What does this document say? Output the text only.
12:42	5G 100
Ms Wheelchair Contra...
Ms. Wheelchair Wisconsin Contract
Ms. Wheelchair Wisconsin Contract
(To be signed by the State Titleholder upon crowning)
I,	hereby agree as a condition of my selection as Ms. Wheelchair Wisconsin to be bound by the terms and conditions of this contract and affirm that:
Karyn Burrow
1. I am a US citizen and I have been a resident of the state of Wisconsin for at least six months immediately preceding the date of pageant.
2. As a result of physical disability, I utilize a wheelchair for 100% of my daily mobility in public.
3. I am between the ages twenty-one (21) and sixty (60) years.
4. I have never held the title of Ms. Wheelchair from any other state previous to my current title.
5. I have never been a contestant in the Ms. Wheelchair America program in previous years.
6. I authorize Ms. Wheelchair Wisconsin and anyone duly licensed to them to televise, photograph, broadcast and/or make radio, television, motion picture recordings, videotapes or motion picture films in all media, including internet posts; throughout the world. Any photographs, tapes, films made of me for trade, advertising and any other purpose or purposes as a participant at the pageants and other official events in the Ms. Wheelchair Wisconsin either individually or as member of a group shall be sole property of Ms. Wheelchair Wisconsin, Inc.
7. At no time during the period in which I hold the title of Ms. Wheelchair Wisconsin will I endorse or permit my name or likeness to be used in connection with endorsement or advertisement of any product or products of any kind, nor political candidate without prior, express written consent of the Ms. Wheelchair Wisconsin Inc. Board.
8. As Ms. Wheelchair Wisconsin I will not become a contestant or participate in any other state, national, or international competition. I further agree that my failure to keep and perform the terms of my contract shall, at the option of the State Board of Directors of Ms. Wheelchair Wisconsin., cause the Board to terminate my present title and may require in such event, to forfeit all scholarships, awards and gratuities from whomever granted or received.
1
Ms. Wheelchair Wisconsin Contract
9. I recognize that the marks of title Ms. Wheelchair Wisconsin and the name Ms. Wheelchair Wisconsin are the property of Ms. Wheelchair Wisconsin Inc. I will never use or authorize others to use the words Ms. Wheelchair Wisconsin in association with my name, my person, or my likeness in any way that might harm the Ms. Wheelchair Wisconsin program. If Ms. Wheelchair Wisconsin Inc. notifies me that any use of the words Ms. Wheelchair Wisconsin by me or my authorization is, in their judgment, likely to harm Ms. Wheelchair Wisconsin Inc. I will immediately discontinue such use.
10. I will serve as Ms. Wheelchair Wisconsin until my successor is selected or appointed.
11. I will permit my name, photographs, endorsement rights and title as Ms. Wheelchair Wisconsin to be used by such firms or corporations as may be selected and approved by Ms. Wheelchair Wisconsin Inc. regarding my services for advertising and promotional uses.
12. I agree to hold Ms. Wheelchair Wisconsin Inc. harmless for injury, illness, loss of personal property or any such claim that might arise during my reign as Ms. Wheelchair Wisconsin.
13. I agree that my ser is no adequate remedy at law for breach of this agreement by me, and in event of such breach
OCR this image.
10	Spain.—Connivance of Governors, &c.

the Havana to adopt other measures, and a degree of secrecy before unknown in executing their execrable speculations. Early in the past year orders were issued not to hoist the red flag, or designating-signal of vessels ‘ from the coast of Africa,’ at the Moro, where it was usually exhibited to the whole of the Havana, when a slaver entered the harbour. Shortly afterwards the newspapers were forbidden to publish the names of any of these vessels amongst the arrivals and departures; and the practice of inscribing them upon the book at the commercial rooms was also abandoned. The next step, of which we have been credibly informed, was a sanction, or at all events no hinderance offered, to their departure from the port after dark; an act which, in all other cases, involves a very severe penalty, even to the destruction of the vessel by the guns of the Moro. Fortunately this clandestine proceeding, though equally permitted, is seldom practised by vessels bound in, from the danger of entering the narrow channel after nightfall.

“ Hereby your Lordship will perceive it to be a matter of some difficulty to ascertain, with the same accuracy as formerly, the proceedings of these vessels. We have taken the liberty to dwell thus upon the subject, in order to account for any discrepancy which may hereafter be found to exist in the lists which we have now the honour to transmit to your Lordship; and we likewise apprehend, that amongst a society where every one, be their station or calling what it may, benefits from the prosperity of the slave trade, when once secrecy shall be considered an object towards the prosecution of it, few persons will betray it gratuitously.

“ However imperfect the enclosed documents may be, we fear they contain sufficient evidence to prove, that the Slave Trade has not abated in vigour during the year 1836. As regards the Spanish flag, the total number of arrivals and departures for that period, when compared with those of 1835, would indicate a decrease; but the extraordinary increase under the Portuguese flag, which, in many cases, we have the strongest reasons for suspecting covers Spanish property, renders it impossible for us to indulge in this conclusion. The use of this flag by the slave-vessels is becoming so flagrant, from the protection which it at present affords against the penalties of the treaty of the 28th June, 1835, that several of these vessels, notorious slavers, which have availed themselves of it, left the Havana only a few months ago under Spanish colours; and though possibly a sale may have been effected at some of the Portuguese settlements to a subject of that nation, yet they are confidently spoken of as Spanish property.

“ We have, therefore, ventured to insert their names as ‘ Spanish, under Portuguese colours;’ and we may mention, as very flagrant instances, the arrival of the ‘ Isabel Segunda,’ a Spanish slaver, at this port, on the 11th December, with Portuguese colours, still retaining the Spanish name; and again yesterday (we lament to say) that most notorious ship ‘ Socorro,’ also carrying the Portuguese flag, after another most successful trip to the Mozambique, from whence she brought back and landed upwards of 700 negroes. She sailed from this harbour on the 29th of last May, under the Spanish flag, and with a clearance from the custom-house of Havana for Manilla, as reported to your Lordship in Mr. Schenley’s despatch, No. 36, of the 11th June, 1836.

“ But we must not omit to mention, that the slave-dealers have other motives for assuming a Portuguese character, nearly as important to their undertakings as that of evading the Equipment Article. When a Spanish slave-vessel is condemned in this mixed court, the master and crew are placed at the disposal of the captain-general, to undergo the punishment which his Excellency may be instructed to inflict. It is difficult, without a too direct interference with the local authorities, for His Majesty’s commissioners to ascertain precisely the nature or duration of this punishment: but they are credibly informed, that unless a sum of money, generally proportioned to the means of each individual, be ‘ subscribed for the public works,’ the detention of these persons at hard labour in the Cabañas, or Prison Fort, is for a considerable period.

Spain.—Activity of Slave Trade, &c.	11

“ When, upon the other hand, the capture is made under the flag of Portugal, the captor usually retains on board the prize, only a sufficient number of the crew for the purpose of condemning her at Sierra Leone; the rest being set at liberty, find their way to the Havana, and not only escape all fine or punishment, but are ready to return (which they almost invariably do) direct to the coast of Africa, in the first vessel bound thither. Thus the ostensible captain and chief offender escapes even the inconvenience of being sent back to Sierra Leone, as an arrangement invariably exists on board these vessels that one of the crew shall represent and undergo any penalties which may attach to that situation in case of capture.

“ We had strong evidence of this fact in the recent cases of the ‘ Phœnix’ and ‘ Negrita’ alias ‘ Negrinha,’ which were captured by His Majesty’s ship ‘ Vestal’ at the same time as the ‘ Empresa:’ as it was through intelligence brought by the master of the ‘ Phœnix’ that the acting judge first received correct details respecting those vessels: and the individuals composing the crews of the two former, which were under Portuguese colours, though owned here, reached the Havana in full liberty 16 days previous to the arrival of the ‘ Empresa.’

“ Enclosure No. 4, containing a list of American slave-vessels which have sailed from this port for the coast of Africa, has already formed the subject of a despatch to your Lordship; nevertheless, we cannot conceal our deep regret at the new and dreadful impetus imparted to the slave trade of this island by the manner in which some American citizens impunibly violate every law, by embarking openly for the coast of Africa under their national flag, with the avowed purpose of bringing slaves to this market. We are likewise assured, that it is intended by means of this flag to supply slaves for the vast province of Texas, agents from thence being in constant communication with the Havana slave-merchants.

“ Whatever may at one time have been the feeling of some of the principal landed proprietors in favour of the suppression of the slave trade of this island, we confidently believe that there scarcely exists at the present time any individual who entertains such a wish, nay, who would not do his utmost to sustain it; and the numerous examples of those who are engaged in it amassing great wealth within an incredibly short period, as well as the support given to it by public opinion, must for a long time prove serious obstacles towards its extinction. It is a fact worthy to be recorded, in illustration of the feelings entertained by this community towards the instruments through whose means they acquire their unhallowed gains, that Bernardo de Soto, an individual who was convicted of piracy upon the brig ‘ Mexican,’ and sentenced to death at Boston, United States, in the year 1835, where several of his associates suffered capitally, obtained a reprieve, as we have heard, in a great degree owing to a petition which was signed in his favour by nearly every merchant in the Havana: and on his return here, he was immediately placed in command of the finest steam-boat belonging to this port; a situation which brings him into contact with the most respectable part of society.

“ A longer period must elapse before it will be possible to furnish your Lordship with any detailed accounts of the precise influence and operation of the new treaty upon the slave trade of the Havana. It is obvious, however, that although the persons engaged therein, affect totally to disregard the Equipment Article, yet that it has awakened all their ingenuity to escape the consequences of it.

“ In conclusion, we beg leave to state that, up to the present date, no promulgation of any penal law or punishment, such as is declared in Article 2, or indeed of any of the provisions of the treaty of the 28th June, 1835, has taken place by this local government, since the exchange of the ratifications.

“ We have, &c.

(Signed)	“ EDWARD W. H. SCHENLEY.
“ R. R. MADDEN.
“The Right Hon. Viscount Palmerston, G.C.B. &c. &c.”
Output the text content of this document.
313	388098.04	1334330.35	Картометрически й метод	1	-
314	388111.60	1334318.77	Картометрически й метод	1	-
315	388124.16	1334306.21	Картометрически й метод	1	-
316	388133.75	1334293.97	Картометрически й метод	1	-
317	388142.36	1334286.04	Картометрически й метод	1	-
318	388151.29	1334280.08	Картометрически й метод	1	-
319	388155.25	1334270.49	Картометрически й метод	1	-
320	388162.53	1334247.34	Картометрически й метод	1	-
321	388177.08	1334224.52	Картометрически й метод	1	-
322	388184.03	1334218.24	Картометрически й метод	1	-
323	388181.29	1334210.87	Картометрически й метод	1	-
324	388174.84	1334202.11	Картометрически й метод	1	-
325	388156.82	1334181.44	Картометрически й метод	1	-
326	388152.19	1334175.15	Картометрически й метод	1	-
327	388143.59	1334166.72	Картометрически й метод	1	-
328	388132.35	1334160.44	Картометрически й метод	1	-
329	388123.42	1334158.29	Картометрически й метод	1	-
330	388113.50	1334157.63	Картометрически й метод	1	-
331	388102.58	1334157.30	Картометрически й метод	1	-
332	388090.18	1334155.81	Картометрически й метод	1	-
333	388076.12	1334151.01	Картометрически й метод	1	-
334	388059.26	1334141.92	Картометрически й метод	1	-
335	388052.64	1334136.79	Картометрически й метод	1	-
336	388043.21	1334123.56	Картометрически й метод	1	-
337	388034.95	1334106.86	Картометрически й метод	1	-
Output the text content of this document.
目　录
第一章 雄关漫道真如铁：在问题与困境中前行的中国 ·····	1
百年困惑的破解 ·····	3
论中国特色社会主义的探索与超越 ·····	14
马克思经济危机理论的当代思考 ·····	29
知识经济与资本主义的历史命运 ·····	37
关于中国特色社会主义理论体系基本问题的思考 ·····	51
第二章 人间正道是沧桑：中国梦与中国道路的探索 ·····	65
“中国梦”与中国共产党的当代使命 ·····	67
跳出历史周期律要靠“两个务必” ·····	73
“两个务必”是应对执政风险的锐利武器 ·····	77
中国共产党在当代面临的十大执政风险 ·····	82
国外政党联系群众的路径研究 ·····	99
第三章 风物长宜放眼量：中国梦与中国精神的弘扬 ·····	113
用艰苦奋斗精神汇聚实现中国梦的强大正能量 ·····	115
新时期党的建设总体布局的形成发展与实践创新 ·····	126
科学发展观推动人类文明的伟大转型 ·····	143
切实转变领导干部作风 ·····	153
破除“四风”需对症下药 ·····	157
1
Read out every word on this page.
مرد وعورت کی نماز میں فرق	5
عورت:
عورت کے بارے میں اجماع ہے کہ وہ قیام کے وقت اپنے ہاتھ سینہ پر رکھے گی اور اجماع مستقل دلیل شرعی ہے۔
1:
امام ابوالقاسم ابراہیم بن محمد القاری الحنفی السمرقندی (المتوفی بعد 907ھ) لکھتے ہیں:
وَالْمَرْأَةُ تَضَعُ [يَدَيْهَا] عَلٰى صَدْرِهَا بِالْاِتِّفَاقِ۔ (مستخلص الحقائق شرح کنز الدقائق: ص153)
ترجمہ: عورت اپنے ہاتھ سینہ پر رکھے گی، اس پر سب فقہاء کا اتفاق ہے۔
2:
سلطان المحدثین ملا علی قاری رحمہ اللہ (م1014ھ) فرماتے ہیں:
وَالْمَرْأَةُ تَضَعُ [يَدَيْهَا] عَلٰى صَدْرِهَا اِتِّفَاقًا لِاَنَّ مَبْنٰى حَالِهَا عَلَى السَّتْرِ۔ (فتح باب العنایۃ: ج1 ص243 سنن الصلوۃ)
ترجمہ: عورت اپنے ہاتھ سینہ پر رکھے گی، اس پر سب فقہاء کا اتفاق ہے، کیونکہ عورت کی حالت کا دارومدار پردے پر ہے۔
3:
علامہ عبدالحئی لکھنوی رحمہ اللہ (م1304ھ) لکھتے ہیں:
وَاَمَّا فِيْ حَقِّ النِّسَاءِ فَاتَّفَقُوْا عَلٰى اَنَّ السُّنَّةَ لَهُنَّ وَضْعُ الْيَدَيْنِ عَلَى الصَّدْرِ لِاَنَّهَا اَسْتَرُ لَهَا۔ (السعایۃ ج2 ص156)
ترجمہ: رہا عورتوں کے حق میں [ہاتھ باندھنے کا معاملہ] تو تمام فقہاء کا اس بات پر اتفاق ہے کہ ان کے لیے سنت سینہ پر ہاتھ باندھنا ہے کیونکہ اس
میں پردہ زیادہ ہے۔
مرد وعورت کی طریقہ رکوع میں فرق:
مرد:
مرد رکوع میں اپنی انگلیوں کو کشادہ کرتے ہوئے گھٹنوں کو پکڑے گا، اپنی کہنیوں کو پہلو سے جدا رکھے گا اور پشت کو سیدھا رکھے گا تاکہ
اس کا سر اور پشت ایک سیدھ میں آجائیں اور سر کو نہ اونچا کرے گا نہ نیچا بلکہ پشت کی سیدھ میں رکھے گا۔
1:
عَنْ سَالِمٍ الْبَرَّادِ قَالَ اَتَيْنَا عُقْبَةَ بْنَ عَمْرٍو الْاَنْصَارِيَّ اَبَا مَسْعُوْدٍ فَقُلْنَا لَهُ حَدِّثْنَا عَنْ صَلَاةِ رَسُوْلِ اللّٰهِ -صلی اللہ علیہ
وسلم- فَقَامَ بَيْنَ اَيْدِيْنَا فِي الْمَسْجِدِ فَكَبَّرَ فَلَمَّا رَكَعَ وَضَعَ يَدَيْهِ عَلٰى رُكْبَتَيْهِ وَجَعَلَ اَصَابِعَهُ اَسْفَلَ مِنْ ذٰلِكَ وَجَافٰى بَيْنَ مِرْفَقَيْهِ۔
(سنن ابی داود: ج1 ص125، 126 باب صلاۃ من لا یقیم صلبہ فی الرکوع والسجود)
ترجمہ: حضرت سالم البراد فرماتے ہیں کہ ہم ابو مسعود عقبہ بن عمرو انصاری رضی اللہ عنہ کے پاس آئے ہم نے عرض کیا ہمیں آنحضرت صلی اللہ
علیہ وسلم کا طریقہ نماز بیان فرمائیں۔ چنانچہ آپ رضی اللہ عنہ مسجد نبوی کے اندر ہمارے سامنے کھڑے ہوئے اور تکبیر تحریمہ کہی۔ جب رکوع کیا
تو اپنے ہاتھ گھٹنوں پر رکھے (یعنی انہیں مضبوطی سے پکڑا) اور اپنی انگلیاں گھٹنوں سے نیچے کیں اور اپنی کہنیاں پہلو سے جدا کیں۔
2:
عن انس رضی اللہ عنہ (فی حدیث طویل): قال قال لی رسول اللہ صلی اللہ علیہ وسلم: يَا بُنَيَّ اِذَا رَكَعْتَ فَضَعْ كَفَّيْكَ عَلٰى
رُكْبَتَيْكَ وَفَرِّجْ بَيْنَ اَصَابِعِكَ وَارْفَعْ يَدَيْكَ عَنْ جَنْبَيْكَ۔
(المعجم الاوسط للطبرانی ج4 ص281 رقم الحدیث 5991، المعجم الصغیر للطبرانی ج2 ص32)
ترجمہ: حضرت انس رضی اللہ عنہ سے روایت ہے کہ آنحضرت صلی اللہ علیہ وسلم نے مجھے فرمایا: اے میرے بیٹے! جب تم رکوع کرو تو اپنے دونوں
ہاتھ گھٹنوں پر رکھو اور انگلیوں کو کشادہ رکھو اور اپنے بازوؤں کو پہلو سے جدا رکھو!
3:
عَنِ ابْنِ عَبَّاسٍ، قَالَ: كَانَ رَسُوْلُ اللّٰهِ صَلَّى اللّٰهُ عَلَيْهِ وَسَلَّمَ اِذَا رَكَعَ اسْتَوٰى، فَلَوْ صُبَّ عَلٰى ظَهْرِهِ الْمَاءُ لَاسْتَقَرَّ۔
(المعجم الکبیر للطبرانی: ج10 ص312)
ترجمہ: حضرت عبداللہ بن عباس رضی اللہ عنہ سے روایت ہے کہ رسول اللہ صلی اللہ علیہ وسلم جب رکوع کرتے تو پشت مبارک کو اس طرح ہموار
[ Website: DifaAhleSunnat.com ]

──────

REQUIRED TASK.
Each line that holds the word "روایت" should be extracted from the records.

RESPONSE FOR THIS EXERCISE.
ترجمہ: حضرت انس رضی اللہ عنہ سے روایت ہے کہ آنحضرت صلی اللہ علیہ وسلم نے مجھے فرمایا: اے میرے بیٹے! جب تم رکوع کرو تو اپنے دونوں
ترجمہ: حضرت عبداللہ بن عباس رضی اللہ عنہ سے روایت ہے کہ رسول اللہ صلی اللہ علیہ وسلم جب رکوع کرتے تو پشت مبارک کو اس طرح ہموار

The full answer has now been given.